- _Rows_
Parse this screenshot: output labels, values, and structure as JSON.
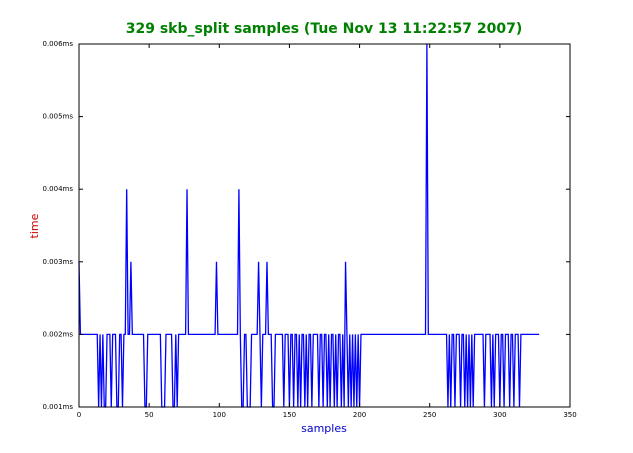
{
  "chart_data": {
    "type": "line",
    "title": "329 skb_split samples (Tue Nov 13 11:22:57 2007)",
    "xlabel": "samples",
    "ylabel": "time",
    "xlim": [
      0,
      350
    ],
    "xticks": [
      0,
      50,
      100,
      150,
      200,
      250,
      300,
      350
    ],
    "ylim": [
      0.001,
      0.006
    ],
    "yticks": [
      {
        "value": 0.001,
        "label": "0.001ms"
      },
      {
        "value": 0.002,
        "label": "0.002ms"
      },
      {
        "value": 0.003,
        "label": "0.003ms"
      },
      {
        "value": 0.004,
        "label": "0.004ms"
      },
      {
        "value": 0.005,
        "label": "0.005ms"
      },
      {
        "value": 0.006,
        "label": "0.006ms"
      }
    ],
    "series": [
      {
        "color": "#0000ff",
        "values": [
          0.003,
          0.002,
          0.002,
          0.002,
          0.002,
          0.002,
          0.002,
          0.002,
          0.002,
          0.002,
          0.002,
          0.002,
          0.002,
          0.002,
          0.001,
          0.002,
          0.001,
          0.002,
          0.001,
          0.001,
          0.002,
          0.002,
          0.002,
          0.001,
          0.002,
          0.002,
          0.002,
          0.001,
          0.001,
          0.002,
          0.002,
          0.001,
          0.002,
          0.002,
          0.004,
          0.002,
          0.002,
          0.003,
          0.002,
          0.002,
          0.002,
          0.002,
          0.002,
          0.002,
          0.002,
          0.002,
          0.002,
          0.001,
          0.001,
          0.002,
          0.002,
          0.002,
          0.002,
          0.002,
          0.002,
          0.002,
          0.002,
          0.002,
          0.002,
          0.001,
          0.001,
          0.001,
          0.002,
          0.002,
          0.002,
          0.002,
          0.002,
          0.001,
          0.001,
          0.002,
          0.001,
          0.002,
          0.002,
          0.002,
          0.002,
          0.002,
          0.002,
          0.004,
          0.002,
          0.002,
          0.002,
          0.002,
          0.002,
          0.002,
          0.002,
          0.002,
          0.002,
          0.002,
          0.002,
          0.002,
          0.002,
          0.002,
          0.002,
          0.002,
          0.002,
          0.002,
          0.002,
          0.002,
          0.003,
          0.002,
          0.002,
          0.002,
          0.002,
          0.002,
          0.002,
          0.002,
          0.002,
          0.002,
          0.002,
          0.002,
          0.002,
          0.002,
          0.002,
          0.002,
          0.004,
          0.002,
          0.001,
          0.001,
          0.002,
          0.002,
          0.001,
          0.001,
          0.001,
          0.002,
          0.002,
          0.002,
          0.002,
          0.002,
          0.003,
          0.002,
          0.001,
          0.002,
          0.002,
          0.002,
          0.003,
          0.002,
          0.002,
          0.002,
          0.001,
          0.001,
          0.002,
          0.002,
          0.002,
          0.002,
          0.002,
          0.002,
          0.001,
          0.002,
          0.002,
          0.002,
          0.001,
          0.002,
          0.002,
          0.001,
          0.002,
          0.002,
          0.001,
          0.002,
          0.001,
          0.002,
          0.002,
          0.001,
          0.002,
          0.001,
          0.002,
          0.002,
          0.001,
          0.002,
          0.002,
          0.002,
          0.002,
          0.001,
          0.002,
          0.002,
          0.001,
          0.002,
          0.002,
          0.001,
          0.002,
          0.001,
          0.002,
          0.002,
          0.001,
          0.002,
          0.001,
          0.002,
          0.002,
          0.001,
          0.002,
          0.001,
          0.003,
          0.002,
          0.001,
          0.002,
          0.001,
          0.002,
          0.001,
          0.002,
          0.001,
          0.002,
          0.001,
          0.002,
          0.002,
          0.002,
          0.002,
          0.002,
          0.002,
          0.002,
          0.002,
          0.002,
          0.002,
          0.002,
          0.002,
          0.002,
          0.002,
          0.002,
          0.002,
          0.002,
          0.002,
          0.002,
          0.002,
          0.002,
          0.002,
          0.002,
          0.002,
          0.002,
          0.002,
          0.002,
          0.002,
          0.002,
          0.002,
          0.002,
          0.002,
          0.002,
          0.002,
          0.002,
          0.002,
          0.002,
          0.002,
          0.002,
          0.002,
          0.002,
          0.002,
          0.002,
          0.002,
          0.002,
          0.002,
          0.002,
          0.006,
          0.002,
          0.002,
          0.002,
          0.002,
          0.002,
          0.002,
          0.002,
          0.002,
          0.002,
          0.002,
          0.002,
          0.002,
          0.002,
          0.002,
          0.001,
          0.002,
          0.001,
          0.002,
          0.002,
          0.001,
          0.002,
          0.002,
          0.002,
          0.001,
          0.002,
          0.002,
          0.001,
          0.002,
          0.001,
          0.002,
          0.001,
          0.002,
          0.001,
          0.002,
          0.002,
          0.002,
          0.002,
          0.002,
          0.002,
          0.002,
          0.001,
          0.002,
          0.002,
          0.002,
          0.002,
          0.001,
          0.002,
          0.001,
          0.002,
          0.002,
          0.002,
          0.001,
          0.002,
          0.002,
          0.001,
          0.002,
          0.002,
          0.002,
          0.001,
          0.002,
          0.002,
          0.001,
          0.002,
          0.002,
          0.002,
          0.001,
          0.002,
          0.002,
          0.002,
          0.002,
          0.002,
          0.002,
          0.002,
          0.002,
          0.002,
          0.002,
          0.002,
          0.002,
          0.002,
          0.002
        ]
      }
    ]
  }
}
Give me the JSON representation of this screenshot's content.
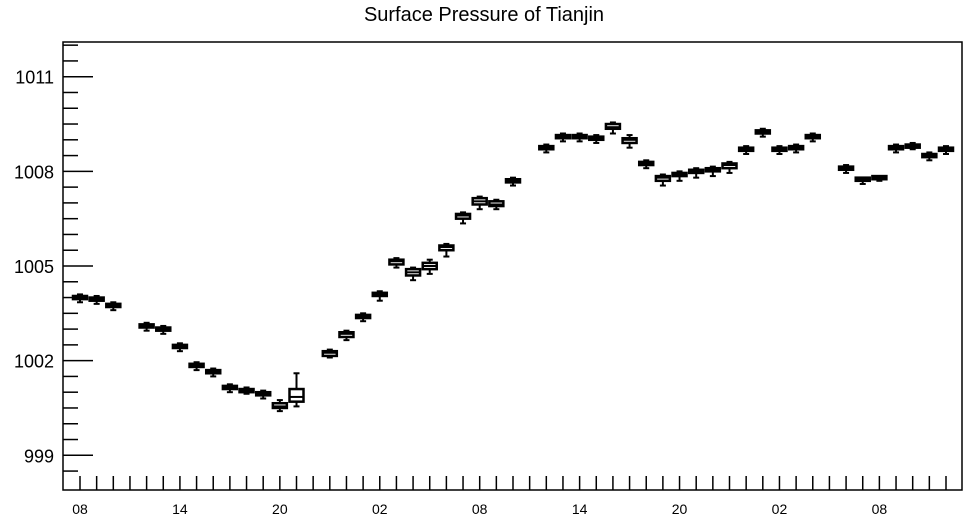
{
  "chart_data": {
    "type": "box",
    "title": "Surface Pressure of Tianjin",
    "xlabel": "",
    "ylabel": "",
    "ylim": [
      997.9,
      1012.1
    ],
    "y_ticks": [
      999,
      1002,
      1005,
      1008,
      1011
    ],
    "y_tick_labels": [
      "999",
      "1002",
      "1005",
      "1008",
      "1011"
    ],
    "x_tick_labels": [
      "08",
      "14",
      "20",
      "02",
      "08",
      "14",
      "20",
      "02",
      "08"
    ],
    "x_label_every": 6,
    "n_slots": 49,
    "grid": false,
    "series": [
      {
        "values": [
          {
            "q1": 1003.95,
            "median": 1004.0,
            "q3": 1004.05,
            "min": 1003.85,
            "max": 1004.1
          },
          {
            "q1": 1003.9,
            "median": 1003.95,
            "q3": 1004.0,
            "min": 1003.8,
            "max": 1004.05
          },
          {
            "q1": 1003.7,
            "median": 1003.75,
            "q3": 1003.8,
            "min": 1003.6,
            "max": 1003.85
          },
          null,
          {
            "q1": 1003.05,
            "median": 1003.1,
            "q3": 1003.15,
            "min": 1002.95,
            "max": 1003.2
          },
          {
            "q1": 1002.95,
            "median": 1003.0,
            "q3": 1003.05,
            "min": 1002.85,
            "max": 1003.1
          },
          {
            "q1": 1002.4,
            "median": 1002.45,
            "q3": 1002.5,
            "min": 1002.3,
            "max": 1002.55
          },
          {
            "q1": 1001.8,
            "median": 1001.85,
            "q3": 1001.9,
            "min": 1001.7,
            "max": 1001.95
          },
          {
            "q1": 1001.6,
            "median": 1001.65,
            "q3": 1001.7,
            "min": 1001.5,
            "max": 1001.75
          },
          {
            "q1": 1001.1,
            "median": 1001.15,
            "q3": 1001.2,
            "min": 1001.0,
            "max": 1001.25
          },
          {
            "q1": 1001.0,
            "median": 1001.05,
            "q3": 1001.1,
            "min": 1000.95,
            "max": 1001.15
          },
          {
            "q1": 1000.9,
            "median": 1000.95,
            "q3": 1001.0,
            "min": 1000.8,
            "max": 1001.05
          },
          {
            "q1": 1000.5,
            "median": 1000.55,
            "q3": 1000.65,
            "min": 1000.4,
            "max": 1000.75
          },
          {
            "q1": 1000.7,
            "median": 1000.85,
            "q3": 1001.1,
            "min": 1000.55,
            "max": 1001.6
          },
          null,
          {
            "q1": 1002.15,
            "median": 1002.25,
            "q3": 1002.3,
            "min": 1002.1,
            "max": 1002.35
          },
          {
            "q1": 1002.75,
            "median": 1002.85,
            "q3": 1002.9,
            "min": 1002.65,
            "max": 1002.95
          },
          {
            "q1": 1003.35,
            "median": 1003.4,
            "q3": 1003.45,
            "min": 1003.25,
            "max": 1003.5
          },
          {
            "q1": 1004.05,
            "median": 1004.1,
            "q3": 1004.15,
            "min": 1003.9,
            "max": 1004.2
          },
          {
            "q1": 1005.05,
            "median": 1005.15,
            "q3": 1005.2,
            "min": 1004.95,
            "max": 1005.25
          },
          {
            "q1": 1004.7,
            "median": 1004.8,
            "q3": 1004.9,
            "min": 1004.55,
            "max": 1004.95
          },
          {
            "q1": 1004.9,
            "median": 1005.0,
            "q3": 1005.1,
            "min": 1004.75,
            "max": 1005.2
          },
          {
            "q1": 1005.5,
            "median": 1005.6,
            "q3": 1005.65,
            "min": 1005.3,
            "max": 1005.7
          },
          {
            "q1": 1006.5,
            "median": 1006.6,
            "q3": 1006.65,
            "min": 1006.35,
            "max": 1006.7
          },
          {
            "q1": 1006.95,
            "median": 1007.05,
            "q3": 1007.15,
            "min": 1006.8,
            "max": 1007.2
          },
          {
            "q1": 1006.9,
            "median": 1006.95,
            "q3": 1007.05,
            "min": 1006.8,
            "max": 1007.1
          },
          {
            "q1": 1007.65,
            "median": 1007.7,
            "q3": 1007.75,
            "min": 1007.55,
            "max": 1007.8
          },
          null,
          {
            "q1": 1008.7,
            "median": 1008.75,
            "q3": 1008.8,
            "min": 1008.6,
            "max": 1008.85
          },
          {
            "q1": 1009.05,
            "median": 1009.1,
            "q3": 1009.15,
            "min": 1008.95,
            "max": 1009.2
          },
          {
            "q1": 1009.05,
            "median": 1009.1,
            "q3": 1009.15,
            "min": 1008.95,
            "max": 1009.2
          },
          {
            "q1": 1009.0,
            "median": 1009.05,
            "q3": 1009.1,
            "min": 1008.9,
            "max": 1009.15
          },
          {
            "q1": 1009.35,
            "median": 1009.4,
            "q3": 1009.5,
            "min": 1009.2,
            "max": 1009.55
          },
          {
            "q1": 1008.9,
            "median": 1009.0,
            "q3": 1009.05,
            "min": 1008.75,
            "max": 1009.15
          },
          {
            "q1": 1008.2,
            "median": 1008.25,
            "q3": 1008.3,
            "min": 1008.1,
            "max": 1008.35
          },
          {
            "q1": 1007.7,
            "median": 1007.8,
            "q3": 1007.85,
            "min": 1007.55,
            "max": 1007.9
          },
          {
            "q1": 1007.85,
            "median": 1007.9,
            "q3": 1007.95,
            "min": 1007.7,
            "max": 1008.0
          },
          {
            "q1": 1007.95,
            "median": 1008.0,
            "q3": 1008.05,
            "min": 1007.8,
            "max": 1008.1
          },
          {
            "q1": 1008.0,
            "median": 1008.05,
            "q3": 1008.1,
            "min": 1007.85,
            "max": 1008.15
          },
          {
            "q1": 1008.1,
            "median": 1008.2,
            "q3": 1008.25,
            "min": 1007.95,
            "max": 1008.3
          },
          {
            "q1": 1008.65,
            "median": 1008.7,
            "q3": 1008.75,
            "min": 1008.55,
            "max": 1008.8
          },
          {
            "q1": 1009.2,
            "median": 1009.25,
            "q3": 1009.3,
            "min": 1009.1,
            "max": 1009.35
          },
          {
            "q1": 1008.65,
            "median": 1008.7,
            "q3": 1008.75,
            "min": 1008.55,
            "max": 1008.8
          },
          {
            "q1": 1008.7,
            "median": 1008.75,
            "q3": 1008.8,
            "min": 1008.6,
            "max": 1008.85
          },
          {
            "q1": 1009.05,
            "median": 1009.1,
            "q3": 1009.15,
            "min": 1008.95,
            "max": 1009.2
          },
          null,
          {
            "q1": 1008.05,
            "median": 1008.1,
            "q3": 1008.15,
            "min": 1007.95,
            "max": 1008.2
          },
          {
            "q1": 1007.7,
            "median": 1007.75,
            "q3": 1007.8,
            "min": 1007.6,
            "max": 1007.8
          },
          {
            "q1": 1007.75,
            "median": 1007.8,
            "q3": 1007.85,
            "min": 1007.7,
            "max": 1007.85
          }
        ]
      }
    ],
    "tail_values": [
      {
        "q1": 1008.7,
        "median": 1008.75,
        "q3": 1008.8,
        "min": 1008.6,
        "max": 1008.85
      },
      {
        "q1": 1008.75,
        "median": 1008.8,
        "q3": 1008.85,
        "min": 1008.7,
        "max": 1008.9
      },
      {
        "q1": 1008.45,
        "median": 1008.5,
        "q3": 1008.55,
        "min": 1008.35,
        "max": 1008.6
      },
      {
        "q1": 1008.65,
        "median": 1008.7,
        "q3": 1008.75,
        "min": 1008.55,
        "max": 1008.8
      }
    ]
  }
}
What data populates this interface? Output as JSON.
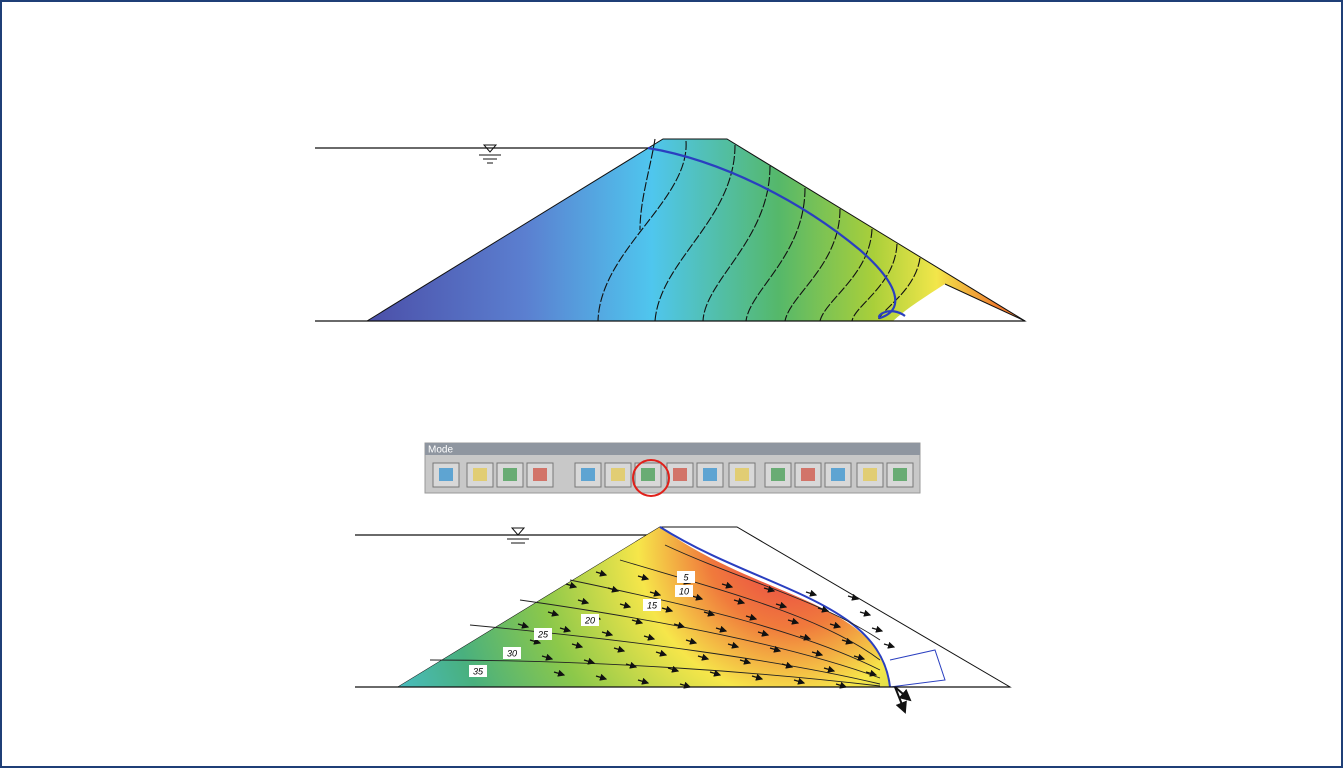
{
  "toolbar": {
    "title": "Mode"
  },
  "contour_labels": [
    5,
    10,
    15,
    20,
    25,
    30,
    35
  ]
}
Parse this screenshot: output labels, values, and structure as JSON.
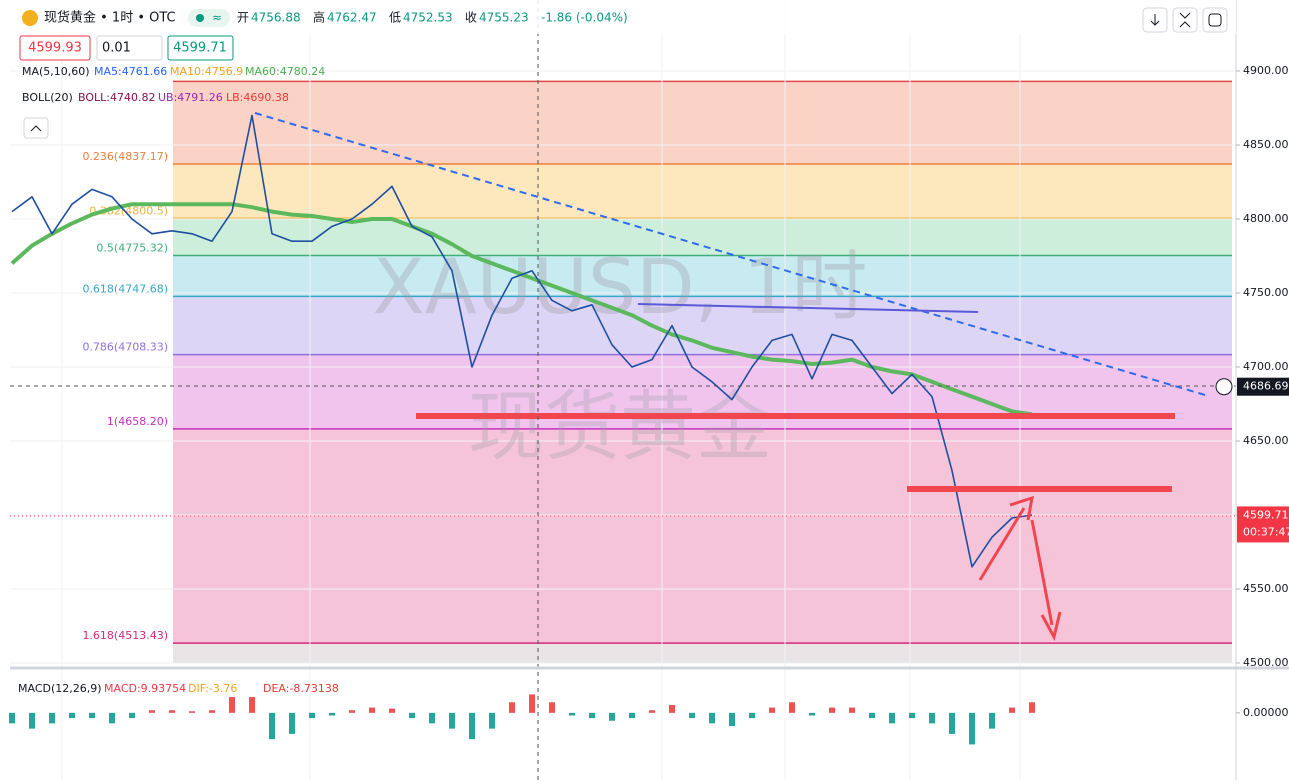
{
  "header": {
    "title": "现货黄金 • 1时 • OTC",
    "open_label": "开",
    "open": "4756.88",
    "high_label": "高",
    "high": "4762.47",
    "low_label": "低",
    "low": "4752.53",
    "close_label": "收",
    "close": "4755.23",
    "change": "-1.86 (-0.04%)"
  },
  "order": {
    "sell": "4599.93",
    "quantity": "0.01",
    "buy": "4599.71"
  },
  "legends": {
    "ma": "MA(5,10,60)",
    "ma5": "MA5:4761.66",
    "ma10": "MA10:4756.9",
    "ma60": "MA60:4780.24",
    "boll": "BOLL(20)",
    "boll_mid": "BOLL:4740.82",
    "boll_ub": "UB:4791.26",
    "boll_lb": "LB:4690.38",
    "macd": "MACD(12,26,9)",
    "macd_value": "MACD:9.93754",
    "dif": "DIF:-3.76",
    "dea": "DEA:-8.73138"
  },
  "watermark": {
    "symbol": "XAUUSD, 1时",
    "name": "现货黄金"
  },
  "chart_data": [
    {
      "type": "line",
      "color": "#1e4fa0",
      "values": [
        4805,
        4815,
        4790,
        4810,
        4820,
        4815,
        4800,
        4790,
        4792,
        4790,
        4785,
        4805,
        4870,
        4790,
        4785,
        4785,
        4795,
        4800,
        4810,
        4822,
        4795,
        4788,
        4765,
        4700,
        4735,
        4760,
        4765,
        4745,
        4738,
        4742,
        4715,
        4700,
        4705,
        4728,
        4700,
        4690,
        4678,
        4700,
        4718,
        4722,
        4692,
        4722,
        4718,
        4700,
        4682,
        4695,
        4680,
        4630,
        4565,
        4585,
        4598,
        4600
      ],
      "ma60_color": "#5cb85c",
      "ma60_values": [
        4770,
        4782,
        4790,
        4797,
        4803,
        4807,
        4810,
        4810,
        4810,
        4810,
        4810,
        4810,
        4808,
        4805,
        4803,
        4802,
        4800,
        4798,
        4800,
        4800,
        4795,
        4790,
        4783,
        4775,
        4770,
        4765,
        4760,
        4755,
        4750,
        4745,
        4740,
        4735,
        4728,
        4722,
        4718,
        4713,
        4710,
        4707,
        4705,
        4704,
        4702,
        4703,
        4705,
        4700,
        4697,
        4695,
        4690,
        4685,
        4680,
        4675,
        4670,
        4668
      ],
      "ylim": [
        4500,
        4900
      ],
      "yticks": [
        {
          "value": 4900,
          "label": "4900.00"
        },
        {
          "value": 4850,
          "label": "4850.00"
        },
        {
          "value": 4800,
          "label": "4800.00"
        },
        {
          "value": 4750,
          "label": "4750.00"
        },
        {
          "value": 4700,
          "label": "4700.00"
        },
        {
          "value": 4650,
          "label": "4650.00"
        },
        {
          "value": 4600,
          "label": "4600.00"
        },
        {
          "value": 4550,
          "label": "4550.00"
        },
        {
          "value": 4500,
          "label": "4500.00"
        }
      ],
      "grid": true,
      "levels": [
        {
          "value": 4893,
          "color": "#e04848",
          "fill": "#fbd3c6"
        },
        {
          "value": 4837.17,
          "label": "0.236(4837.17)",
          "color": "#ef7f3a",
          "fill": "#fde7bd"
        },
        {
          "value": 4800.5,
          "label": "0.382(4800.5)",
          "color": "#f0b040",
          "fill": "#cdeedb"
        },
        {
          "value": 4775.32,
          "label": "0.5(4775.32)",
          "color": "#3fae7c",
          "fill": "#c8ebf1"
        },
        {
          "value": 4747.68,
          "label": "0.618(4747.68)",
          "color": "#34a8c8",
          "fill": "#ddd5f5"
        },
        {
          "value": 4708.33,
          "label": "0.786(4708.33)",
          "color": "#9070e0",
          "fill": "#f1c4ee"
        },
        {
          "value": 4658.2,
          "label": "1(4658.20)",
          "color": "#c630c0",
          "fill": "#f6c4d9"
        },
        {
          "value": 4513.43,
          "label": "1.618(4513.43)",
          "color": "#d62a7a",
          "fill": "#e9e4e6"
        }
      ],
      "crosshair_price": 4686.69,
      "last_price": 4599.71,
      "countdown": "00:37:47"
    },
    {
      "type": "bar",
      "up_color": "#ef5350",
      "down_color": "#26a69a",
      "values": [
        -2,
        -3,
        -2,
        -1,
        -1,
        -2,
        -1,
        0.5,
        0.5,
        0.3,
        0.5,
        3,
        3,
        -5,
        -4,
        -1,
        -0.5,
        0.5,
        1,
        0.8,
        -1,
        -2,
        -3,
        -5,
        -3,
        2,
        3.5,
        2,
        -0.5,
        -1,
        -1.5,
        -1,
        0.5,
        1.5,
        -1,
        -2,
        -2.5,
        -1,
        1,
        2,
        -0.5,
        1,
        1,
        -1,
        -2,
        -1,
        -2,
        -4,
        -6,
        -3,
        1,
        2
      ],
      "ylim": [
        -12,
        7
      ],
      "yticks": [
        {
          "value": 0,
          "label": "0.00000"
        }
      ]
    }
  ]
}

- _Aim_
Show every line from the listing above in which the string "MACD" appears.

- _Answer for this exercise_
    "macd": "MACD(12,26,9)",
    "macd_value": "MACD:9.93754",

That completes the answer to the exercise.